DIRECTION:
Search the data below for the string "från". Extract every line that contains it.

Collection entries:
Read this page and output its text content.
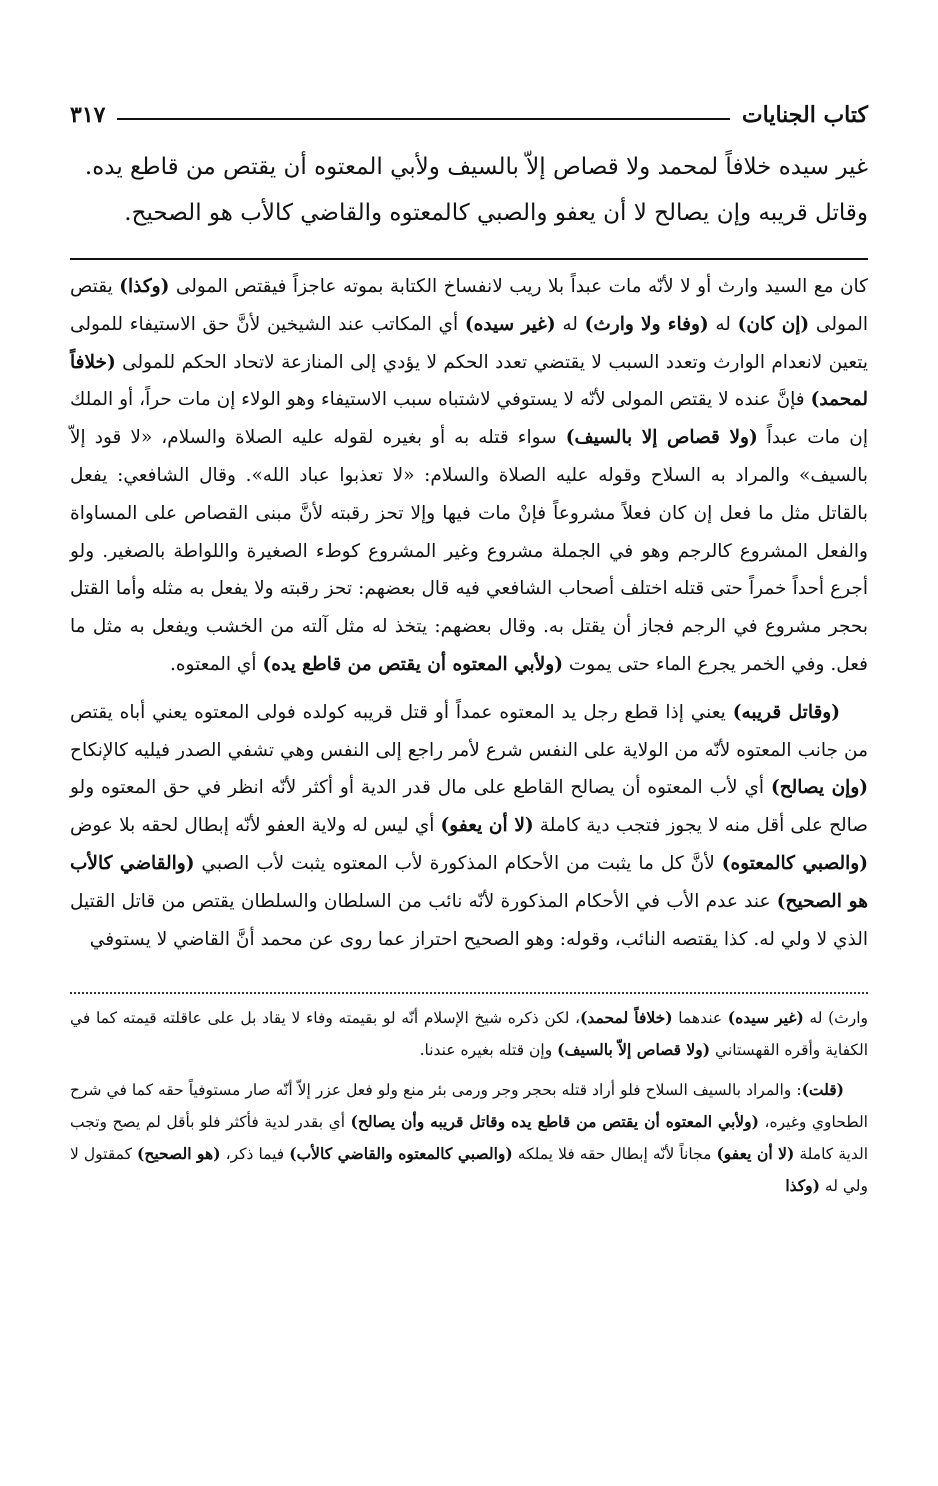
كتاب الجنايات
٣١٧

غير سيده خلافاً لمحمد ولا قصاص إلاّ بالسيف ولأبي المعتوه أن يقتص من قاطع يده.

وقاتل قريبه وإن يصالح لا أن يعفو والصبي كالمعتوه والقاضي كالأب هو الصحيح.

كان مع السيد وارث أو لا لأنّه مات عبداً بلا ريب لانفساخ الكتابة بموته عاجزاً فيقتص المولى (وكذا) يقتص المولى (إن كان) له (وفاء ولا وارث) له (غير سيده) أي المكاتب عند الشيخين لأنَّ حق الاستيفاء للمولى يتعين لانعدام الوارث وتعدد السبب لا يقتضي تعدد الحكم لا يؤدي إلى المنازعة لاتحاد الحكم للمولى (خلافاً لمحمد) فإنَّ عنده لا يقتص المولى لأنّه لا يستوفي لاشتباه سبب الاستيفاء وهو الولاء إن مات حراً، أو الملك إن مات عبداً (ولا قصاص إلا بالسيف) سواء قتله به أو بغيره لقوله عليه الصلاة والسلام، «لا قود إلاّ بالسيف» والمراد به السلاح وقوله عليه الصلاة والسلام: «لا تعذبوا عباد الله». وقال الشافعي: يفعل بالقاتل مثل ما فعل إن كان فعلاً مشروعاً فإنْ مات فيها وإلا تحز رقبته لأنَّ مبنى القصاص على المساواة والفعل المشروع كالرجم وهو في الجملة مشروع وغير المشروع كوطء الصغيرة واللواطة بالصغير. ولو أجرع أحداً خمراً حتى قتله اختلف أصحاب الشافعي فيه قال بعضهم: تحز رقبته ولا يفعل به مثله وأما القتل بحجر مشروع في الرجم فجاز أن يقتل به. وقال بعضهم: يتخذ له مثل آلته من الخشب ويفعل به مثل ما فعل. وفي الخمر يجرع الماء حتى يموت (ولأبي المعتوه أن يقتص من قاطع يده) أي المعتوه.

(وقاتل قريبه) يعني إذا قطع رجل يد المعتوه عمداً أو قتل قريبه كولده فولى المعتوه يعني أباه يقتص من جانب المعتوه لأنّه من الولاية على النفس شرع لأمر راجع إلى النفس وهي تشفي الصدر فيليه كالإنكاح (وإن يصالح) أي لأب المعتوه أن يصالح القاطع على مال قدر الدية أو أكثر لأنّه انظر في حق المعتوه ولو صالح على أقل منه لا يجوز فتجب دية كاملة (لا أن يعفو) أي ليس له ولاية العفو لأنّه إبطال لحقه بلا عوض (والصبي كالمعتوه) لأنَّ كل ما يثبت من الأحكام المذكورة لأب المعتوه يثبت لأب الصبي (والقاضي كالأب هو الصحيح) عند عدم الأب في الأحكام المذكورة لأنّه نائب من السلطان والسلطان يقتص من قاتل القتيل الذي لا ولي له. كذا يقتصه النائب، وقوله: وهو الصحيح احتراز عما روى عن محمد أنَّ القاضي لا يستوفي

وارث) له (غير سيده) عندهما (خلافاً لمحمد)، لكن ذكره شيخ الإسلام أنّه لو بقيمته وفاء لا يقاد بل على عاقلته قيمته كما في الكفاية وأقره القهستاني (ولا قصاص إلاّ بالسيف) وإن قتله بغيره عندنا.

(قلت): والمراد بالسيف السلاح فلو أراد قتله بحجر وجر ورمى بئر منع ولو فعل عزر إلاّ أنّه صار مستوفياً حقه كما في شرح الطحاوي وغيره، (ولأبي المعتوه أن يقتص من قاطع يده وقاتل قريبه وأن يصالح) أي بقدر لدية فأكثر فلو بأقل لم يصح وتجب الدية كاملة (لا أن يعفو) مجاناً لأنّه إبطال حقه فلا يملكه (والصبي كالمعتوه والقاضي كالأب) فيما ذكر، (هو الصحيح) كمقتول لا ولي له (وكذا
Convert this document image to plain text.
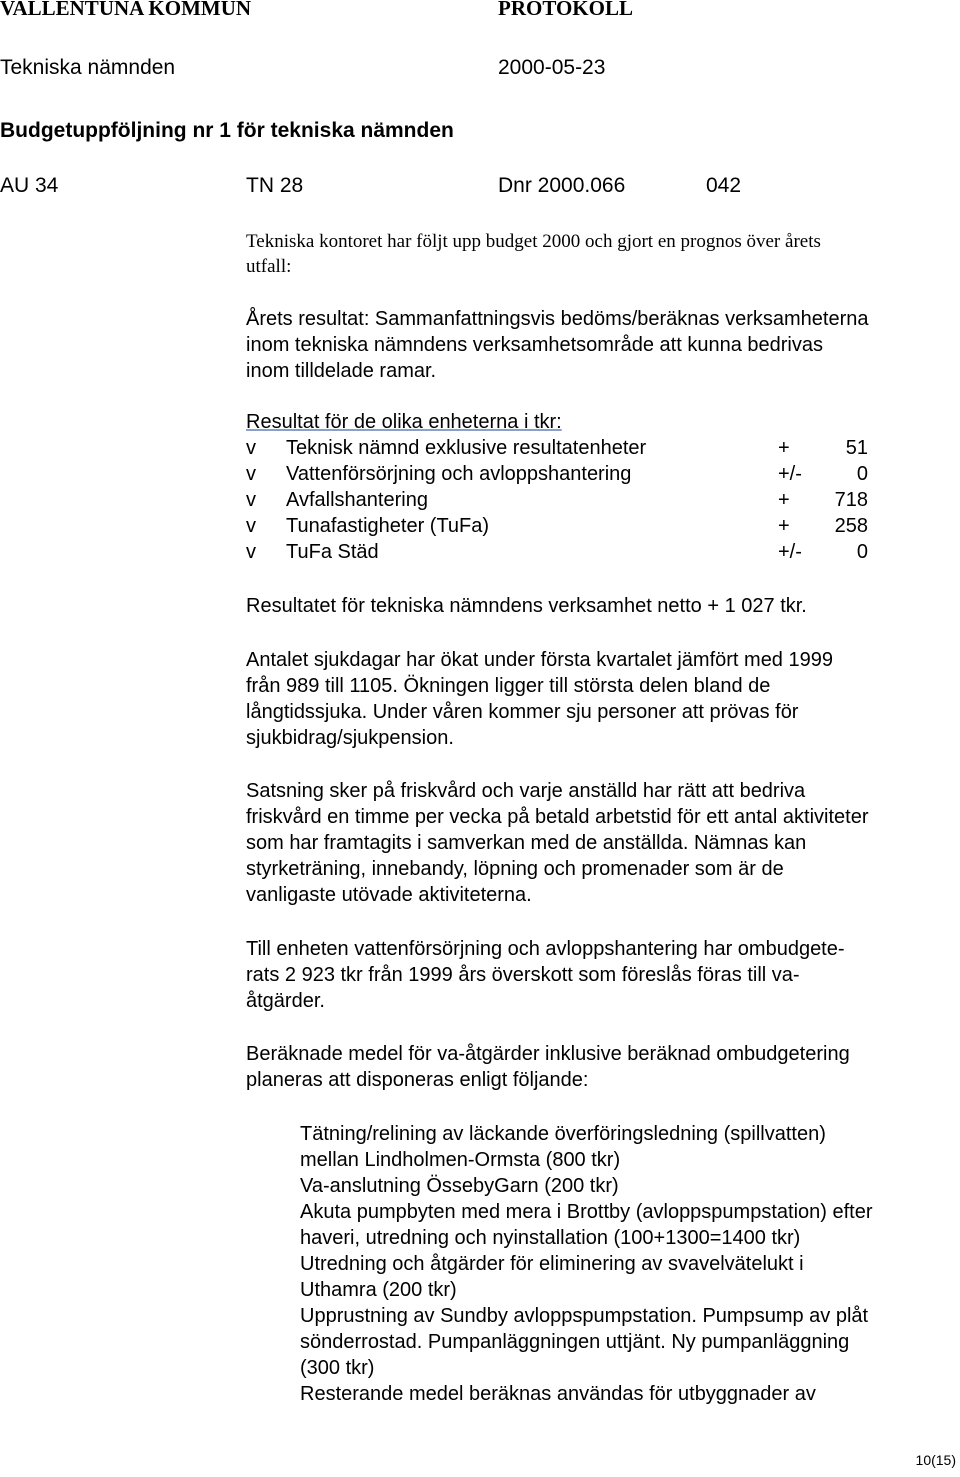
VALLENTUNA KOMMUN	PROTOKOLL
Tekniska nämnden	2000-05-23
Budgetuppföljning nr 1 för tekniska nämnden
AU 34	TN 28	Dnr 2000.066	042
Tekniska kontoret har följt upp budget 2000 och gjort en prognos över årets
utfall:
Årets resultat: Sammanfattningsvis bedöms/beräknas verksamheterna
inom tekniska nämndens verksamhetsområde att kunna bedrivas
inom tilldelade ramar.
Resultat för de olika enheterna i tkr:
v Teknisk nämnd exklusive resultatenheter	+	51
v Vattenförsörjning och avloppshantering	+/-	0
v Avfallshantering	+ 718
v Tunafastigheter (TuFa)	+ 258
v TuFa Städ	+/-	0
Resultatet för tekniska nämndens verksamhet netto + 1 027 tkr.
Antalet sjukdagar har ökat under första kvartalet jämfört med 1999
från 989 till 1105. Ökningen ligger till största delen bland de
långtidssjuka. Under våren kommer sju personer att prövas för
sjukbidrag/sjukpension.
Satsning sker på friskvård och varje anställd har rätt att bedriva
friskvård en timme per vecka på betald arbetstid för ett antal aktiviteter
som har framtagits i samverkan med de anställda. Nämnas kan
styrketräning, innebandy, löpning och promenader som är de
vanligaste utövade aktiviteterna.
Till enheten vattenförsörjning och avloppshantering har ombudgete-
rats 2 923 tkr från 1999 års överskott som föreslås föras till va-
åtgärder.
Beräknade medel för va-åtgärder inklusive beräknad ombudgetering
planeras att disponeras enligt följande:
Tätning/relining av läckande överföringsledning (spillvatten)
mellan Lindholmen-Ormsta (800 tkr)
Va-anslutning ÖssebyGarn (200 tkr)
Akuta pumpbyten med mera i Brottby (avloppspumpstation) efter
haveri, utredning och nyinstallation (100+1300=1400 tkr)
Utredning och åtgärder för eliminering av svavelvätelukt i
Uthamra (200 tkr)
Upprustning av Sundby avloppspumpstation. Pumpsump av plåt
sönderrostad. Pumpanläggningen uttjänt. Ny pumpanläggning
(300 tkr)
Resterande medel beräknas användas för utbyggnader av
10(15)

PROBLEM SOLUTION:
från 989 till 1105. Ökningen ligger till största delen bland de
rats 2 923 tkr från 1999 års överskott som föreslås föras till va-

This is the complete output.